Dataset items
_ _ _ _ _ _ _

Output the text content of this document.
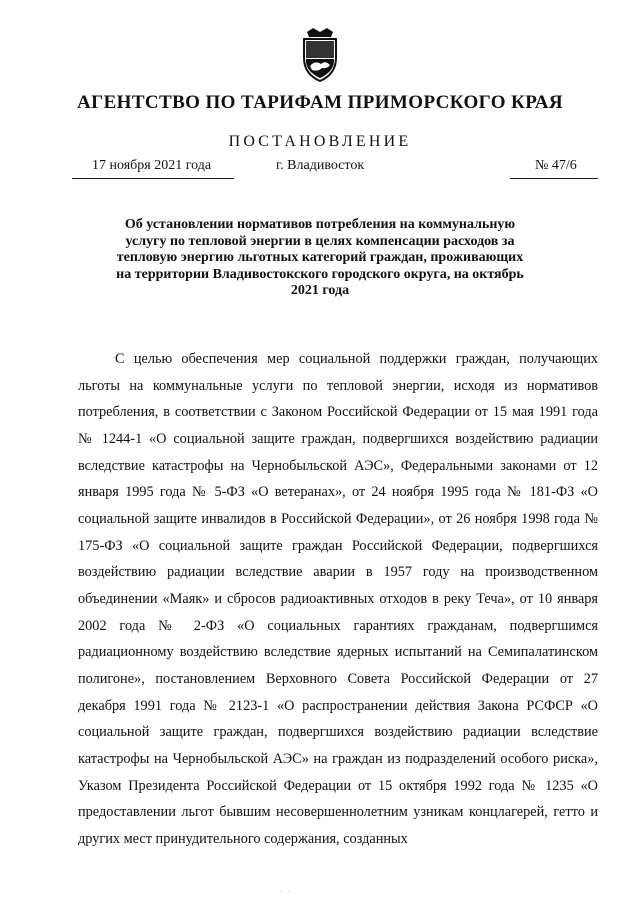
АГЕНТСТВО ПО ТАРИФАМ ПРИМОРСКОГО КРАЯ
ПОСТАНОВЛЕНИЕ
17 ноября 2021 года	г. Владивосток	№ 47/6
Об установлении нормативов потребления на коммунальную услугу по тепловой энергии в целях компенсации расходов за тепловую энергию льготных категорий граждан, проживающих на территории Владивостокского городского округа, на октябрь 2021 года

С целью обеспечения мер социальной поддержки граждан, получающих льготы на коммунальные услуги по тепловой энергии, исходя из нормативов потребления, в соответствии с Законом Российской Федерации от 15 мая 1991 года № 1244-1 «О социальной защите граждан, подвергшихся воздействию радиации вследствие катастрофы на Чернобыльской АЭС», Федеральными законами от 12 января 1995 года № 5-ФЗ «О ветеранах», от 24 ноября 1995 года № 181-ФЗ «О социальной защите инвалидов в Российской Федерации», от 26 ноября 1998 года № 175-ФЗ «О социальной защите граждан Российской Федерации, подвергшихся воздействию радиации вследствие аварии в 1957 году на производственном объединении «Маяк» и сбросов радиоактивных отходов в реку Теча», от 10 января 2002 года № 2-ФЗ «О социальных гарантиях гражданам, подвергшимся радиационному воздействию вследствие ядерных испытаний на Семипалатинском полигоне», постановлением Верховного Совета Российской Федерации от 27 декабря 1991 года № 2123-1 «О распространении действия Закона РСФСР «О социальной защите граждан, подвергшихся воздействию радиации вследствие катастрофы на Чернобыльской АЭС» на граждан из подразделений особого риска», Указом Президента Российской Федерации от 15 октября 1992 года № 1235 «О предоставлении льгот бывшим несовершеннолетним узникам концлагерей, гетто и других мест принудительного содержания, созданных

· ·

_ _ _ _ _ _ _

■ Written problem
Give the data above again in full and unchanged, skipping the pictures.

■ Reply
Output the text content of this document.
АГЕНТСТВО ПО ТАРИФАМ ПРИМОРСКОГО КРАЯ
ПОСТАНОВЛЕНИЕ
17 ноября 2021 года	г. Владивосток	№ 47/6
Об установлении нормативов потребления на коммунальную услугу по тепловой энергии в целях компенсации расходов за тепловую энергию льготных категорий граждан, проживающих на территории Владивостокского городского округа, на октябрь 2021 года

С целью обеспечения мер социальной поддержки граждан, получающих льготы на коммунальные услуги по тепловой энергии, исходя из нормативов потребления, в соответствии с Законом Российской Федерации от 15 мая 1991 года № 1244-1 «О социальной защите граждан, подвергшихся воздействию радиации вследствие катастрофы на Чернобыльской АЭС», Федеральными законами от 12 января 1995 года № 5-ФЗ «О ветеранах», от 24 ноября 1995 года № 181-ФЗ «О социальной защите инвалидов в Российской Федерации», от 26 ноября 1998 года № 175-ФЗ «О социальной защите граждан Российской Федерации, подвергшихся воздействию радиации вследствие аварии в 1957 году на производственном объединении «Маяк» и сбросов радиоактивных отходов в реку Теча», от 10 января 2002 года № 2-ФЗ «О социальных гарантиях гражданам, подвергшимся радиационному воздействию вследствие ядерных испытаний на Семипалатинском полигоне», постановлением Верховного Совета Российской Федерации от 27 декабря 1991 года № 2123-1 «О распространении действия Закона РСФСР «О социальной защите граждан, подвергшихся воздействию радиации вследствие катастрофы на Чернобыльской АЭС» на граждан из подразделений особого риска», Указом Президента Российской Федерации от 15 октября 1992 года № 1235 «О предоставлении льгот бывшим несовершеннолетним узникам концлагерей, гетто и других мест принудительного содержания, созданных

· ·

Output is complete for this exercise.